Recorded data:
+---+
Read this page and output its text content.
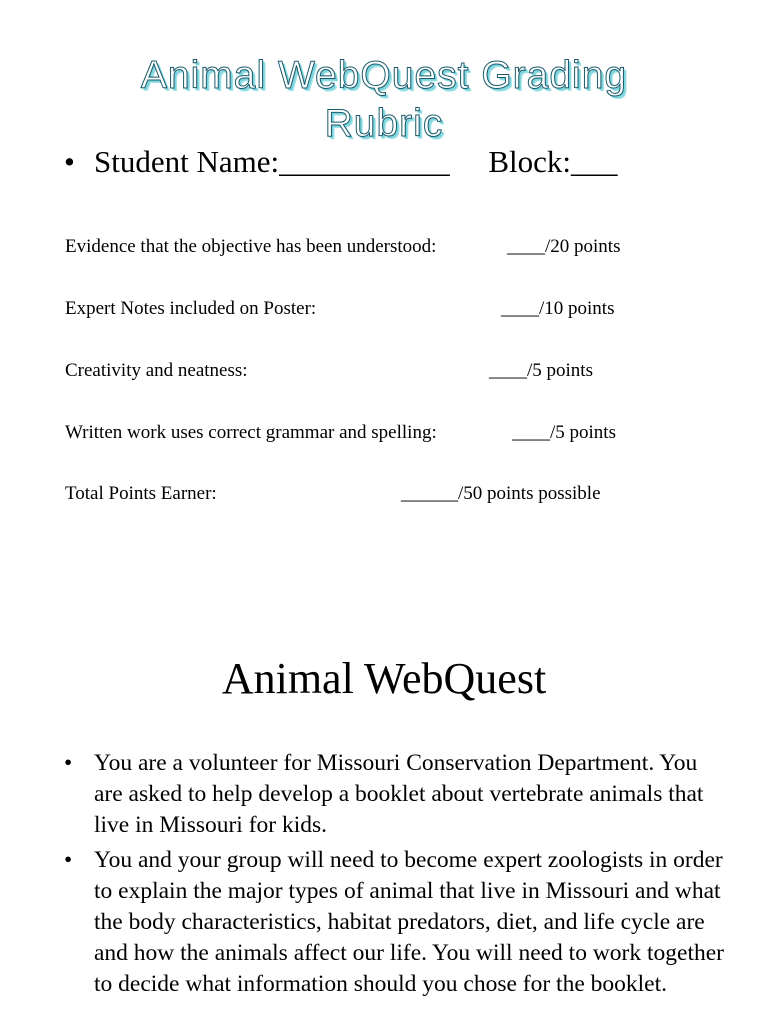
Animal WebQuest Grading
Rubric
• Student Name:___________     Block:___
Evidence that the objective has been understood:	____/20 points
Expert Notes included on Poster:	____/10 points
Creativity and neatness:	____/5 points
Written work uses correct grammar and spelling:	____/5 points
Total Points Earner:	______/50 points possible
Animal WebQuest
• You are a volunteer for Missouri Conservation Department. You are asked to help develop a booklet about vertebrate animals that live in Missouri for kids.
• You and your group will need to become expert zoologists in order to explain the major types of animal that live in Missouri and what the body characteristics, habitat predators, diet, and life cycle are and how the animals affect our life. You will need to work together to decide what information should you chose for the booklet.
+---+
Directions for this task: Reproduce each line exactly, please, except for any pictures.

Result:
Read this page and output its text content.
Animal WebQuest Grading
Rubric
• Student Name:___________     Block:___
Evidence that the objective has been understood:	____/20 points
Expert Notes included on Poster:	____/10 points
Creativity and neatness:	____/5 points
Written work uses correct grammar and spelling:	____/5 points
Total Points Earner:	______/50 points possible
Animal WebQuest
• You are a volunteer for Missouri Conservation Department. You are asked to help develop a booklet about vertebrate animals that live in Missouri for kids.
• You and your group will need to become expert zoologists in order to explain the major types of animal that live in Missouri and what the body characteristics, habitat predators, diet, and life cycle are and how the animals affect our life. You will need to work together to decide what information should you chose for the booklet.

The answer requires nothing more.